**What this task involves:** Go through the material below and copy each line where the word "jurídicos" appears.

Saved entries
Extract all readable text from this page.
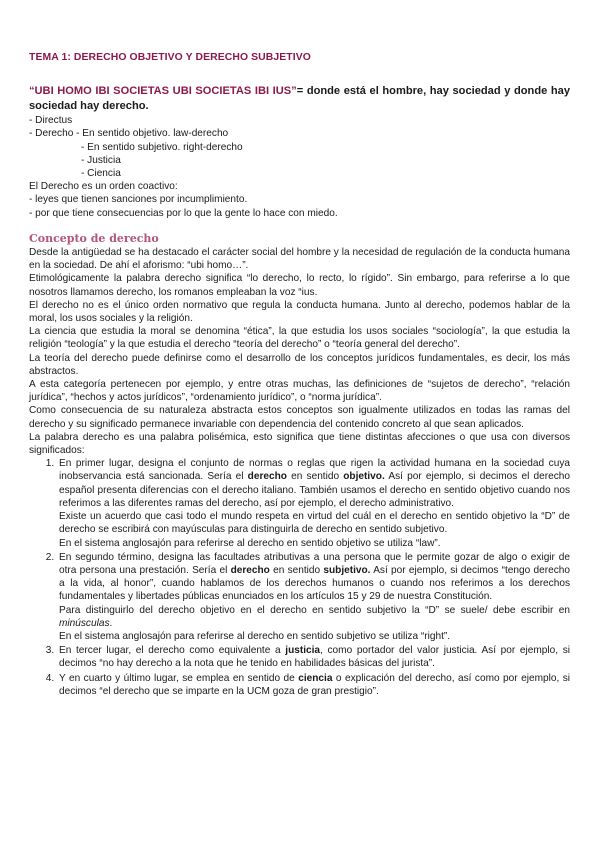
TEMA 1: DERECHO OBJETIVO Y DERECHO SUBJETIVO

“UBI HOMO IBI SOCIETAS UBI SOCIETAS IBI IUS”= donde está el hombre, hay sociedad y donde hay sociedad hay derecho.

- Directus

- Derecho - En sentido objetivo. law-derecho

- En sentido subjetivo. right-derecho

- Justicia

- Ciencia

El Derecho es un orden coactivo:

- leyes que tienen sanciones por incumplimiento.

- por que tiene consecuencias por lo que la gente lo hace con miedo.

Concepto de derecho

Desde la antigüedad se ha destacado el carácter social del hombre y la necesidad de regulación de la conducta humana en la sociedad. De ahí el aforismo: “ubi homo…”.

Etimológicamente la palabra derecho significa “lo derecho, lo recto, lo rígido”. Sin embargo, para referirse a lo que nosotros llamamos derecho, los romanos empleaban la voz “ius.

El derecho no es el único orden normativo que regula la conducta humana. Junto al derecho, podemos hablar de la moral, los usos sociales y la religión.

La ciencia que estudia la moral se denomina “ética”, la que estudia los usos sociales “sociología”, la que estudia la religión “teología” y la que estudia el derecho “teoría del derecho” o “teoría general del derecho”.

La teoría del derecho puede definirse como el desarrollo de los conceptos jurídicos fundamentales, es decir, los más abstractos.

A esta categoría pertenecen por ejemplo, y entre otras muchas, las definiciones de “sujetos de derecho”, “relación jurídica”, “hechos y actos jurídicos”, “ordenamiento jurídico”, o “norma jurídica”.

Como consecuencia de su naturaleza abstracta estos conceptos son igualmente utilizados en todas las ramas del derecho y su significado permanece invariable con dependencia del contenido concreto al que sean aplicados.

La palabra derecho es una palabra polisémica, esto significa que tiene distintas afecciones o que usa con diversos significados:

1. En primer lugar, designa el conjunto de normas o reglas que rigen la actividad humana en la sociedad cuya inobservancia está sancionada. Sería el derecho en sentido objetivo. Así por ejemplo, si decimos el derecho español presenta diferencias con el derecho italiano. También usamos el derecho en sentido objetivo cuando nos referimos a las diferentes ramas del derecho, así por ejemplo, el derecho administrativo.

Existe un acuerdo que casi todo el mundo respeta en virtud del cuál en el derecho en sentido objetivo la “D” de derecho se escribirá con mayúsculas para distinguirla de derecho en sentido subjetivo.

En el sistema anglosajón para referirse al derecho en sentido objetivo se utiliza “law”.

2. En segundo término, designa las facultades atributivas a una persona que le permite gozar de algo o exigir de otra persona una prestación. Sería el derecho en sentido subjetivo. Así por ejemplo, si decimos “tengo derecho a la vida, al honor”, cuando hablamos de los derechos humanos o cuando nos referimos a los derechos fundamentales y libertades públicas enunciados en los artículos 15 y 29 de nuestra Constitución.

Para distinguirlo del derecho objetivo en el derecho en sentido subjetivo la “D” se suele/ debe escribir en minúsculas.

En el sistema anglosajón para referirse al derecho en sentido subjetivo se utiliza “right”.

3. En tercer lugar, el derecho como equivalente a justicia, como portador del valor justicia. Así por ejemplo, si decimos “no hay derecho a la nota que he tenido en habilidades básicas del jurista”.

4. Y en cuarto y último lugar, se emplea en sentido de ciencia o explicación del derecho, así como por ejemplo, si decimos “el derecho que se imparte en la UCM goza de gran prestigio”.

**Full solution:**
La teoría del derecho puede definirse como el desarrollo de los conceptos jurídicos fundamentales, es decir, los más abstractos.
A esta categoría pertenecen por ejemplo, y entre otras muchas, las definiciones de “sujetos de derecho”, “relación jurídica”, “hechos y actos jurídicos”, “ordenamiento jurídico”, o “norma jurídica”.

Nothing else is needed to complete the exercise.